Please copy out everything from the start of the items below down to the line containing "sidebar-item-megaphone[interactable] <box>13 142", including both ends, with no changes.

________________________________________

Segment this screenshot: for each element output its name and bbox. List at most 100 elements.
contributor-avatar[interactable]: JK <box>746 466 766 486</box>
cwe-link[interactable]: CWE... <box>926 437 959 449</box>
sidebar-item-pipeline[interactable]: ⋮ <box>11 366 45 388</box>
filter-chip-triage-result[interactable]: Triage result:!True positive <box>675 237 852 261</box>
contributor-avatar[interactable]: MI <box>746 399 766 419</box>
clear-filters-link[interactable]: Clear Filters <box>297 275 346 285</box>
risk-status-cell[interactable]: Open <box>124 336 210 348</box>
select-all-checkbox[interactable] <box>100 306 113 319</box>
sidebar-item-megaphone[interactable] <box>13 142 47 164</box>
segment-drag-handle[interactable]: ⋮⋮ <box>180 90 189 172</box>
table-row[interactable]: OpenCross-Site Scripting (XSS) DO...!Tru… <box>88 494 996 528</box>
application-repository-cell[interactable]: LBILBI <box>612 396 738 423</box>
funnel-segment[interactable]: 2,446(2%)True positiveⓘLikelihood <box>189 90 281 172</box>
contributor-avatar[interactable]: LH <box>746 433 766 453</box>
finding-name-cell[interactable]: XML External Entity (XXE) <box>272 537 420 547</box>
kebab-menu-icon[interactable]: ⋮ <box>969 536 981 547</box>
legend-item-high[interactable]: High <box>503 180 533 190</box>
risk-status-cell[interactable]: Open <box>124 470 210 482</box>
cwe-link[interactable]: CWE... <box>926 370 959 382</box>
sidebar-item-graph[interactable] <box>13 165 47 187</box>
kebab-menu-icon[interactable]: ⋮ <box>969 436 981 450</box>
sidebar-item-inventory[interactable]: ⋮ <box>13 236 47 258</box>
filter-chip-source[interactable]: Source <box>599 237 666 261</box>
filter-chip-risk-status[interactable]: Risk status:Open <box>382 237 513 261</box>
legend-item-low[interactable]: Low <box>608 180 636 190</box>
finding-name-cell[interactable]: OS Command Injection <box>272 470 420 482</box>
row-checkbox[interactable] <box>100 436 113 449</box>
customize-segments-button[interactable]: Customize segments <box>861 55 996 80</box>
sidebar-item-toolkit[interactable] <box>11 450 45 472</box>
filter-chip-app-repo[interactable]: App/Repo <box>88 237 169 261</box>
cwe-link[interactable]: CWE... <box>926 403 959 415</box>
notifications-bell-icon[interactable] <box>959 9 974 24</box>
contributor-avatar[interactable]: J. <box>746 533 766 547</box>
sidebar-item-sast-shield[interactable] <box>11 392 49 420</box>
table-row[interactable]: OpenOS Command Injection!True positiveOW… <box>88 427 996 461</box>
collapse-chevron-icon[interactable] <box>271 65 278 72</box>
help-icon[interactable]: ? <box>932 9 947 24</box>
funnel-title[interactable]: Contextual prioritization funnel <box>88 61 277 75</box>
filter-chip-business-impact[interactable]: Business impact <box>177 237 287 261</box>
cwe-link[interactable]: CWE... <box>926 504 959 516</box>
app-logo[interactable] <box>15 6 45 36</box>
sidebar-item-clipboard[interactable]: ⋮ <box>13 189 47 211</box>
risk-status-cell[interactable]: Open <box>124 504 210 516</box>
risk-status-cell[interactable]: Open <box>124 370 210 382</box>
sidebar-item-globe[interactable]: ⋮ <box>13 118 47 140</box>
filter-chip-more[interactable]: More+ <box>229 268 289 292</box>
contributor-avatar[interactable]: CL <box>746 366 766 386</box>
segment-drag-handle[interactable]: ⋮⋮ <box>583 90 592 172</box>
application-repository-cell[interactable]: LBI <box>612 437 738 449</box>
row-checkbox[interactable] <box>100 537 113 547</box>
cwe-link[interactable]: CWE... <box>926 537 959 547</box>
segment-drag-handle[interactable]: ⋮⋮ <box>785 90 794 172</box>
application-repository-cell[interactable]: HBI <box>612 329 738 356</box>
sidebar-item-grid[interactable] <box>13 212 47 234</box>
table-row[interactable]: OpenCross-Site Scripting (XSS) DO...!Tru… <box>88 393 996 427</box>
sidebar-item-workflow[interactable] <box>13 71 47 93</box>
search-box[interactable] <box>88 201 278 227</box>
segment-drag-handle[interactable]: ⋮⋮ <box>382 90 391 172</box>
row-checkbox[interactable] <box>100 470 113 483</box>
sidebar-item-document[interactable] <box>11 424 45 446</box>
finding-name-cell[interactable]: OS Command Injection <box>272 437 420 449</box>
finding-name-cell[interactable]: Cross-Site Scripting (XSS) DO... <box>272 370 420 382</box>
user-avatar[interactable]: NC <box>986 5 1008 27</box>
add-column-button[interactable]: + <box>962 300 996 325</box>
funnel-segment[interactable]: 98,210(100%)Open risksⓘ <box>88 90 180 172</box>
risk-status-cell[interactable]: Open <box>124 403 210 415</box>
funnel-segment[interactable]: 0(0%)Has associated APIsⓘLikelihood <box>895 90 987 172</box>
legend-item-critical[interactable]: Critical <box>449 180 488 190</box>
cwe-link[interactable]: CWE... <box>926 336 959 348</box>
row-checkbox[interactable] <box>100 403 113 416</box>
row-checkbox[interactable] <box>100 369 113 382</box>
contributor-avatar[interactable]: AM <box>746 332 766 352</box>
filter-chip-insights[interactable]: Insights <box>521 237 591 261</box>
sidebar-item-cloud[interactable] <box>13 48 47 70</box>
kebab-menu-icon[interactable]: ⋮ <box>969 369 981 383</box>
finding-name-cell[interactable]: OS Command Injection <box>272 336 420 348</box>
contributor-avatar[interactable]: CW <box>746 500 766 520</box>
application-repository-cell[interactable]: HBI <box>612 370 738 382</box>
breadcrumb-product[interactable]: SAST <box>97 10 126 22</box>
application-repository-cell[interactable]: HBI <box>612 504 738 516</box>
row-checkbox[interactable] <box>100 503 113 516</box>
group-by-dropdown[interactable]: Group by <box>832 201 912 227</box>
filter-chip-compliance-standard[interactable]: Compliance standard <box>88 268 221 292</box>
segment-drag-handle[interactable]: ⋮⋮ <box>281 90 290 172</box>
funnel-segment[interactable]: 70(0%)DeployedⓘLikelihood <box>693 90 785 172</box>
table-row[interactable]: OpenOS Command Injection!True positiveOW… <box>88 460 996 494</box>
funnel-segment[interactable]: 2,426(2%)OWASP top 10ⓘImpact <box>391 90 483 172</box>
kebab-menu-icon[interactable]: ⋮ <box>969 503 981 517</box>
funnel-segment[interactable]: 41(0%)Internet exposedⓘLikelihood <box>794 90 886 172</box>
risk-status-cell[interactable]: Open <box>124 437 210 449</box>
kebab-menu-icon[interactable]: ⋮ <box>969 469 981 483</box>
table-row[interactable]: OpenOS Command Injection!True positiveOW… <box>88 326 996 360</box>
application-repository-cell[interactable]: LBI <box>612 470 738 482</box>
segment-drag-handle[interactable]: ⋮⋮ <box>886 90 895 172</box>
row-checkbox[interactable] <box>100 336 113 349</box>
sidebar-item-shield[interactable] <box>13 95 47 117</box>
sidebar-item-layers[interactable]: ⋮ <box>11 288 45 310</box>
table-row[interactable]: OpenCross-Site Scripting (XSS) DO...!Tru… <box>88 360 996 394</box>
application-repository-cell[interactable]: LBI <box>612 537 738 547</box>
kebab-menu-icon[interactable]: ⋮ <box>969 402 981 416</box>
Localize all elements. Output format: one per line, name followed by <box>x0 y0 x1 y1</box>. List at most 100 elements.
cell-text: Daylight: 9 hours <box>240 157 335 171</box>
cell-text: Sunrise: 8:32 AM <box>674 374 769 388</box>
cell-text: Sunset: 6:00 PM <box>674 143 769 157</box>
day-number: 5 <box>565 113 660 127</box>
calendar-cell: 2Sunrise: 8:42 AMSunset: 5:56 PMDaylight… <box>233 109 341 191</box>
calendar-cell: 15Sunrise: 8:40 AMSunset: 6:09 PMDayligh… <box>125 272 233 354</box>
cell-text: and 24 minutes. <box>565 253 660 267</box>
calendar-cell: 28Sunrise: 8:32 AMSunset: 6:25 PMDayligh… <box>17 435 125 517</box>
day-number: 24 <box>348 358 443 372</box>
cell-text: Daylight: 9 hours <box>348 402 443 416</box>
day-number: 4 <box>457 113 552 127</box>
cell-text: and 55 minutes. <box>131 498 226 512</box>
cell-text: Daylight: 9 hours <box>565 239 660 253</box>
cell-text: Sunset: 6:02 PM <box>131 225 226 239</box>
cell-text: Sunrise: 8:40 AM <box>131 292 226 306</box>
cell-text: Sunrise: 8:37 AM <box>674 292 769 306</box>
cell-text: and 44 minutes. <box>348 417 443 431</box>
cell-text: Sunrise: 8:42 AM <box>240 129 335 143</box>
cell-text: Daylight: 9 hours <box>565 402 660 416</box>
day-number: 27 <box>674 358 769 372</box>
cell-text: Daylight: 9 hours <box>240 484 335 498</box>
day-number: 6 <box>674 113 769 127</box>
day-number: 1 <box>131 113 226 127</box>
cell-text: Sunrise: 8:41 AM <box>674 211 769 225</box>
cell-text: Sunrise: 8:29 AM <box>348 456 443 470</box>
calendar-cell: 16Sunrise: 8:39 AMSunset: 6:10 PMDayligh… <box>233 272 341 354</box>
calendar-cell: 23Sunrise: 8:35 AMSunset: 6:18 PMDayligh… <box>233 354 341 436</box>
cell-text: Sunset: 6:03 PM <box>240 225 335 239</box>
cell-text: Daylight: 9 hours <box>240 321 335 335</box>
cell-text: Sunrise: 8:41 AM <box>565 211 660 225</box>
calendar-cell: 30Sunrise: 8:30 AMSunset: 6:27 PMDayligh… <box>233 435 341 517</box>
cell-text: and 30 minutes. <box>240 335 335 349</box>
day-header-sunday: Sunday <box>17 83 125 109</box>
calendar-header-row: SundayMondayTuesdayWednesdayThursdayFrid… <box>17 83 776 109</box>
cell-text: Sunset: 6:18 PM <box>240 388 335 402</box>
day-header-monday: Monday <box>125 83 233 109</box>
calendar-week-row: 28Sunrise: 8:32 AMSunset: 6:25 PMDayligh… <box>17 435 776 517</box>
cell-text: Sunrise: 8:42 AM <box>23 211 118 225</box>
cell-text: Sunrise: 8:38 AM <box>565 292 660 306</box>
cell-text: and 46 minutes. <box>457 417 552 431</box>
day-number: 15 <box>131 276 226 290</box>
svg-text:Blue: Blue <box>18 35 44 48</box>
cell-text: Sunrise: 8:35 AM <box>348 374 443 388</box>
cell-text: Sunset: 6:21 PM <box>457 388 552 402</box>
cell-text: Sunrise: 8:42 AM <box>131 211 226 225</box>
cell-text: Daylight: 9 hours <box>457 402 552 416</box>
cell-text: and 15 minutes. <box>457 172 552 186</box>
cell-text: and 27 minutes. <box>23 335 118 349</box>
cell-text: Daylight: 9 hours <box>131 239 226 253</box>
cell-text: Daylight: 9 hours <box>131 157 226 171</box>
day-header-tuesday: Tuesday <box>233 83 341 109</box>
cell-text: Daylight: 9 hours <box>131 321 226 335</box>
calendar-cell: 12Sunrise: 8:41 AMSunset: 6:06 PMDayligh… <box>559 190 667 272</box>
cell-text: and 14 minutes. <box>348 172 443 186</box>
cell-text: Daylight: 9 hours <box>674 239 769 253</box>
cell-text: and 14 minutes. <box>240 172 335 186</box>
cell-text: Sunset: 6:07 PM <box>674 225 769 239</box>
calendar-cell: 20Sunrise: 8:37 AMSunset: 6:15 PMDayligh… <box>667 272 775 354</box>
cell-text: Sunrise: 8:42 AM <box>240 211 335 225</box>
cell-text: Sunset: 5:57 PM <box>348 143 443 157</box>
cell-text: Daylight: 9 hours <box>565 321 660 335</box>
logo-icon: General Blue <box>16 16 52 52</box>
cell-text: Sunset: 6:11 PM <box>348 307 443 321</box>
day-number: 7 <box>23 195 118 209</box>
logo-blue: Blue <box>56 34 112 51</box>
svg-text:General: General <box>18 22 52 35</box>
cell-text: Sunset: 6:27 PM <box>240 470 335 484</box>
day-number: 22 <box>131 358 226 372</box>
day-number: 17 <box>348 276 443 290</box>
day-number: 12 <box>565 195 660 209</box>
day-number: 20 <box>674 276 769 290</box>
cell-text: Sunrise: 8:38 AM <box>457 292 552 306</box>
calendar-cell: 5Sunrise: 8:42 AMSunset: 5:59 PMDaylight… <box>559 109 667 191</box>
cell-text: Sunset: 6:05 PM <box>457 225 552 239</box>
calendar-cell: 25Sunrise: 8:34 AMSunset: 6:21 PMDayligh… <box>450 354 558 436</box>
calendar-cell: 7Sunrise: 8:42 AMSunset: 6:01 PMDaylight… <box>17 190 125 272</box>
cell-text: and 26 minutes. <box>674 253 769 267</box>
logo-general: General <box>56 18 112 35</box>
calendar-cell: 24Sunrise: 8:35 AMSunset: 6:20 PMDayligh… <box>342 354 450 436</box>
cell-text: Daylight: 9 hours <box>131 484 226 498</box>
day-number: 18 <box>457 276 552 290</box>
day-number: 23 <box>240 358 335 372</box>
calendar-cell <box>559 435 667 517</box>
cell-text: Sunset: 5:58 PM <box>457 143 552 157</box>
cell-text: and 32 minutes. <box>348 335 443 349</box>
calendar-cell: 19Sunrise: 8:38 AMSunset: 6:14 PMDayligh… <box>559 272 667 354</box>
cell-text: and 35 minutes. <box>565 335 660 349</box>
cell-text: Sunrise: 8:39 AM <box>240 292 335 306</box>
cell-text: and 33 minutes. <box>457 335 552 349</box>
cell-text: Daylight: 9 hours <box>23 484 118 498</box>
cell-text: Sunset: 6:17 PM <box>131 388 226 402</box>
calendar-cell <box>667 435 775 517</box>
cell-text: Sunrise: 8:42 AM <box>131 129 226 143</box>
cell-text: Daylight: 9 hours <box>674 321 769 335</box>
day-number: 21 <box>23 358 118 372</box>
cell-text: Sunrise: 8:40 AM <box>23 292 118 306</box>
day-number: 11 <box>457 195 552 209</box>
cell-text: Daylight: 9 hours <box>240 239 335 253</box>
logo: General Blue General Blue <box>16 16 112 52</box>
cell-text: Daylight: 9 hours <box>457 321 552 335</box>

________________________________________

## The completed task
Segment this screenshot: for each element output its name and bbox. List at most 100 elements.
contributor-avatar[interactable]: JK <box>746 466 766 486</box>
cwe-link[interactable]: CWE... <box>926 437 959 449</box>
sidebar-item-pipeline[interactable]: ⋮ <box>11 366 45 388</box>
filter-chip-triage-result[interactable]: Triage result:!True positive <box>675 237 852 261</box>
contributor-avatar[interactable]: MI <box>746 399 766 419</box>
clear-filters-link[interactable]: Clear Filters <box>297 275 346 285</box>
risk-status-cell[interactable]: Open <box>124 336 210 348</box>
select-all-checkbox[interactable] <box>100 306 113 319</box>
sidebar-item-megaphone[interactable] <box>13 142 47 164</box>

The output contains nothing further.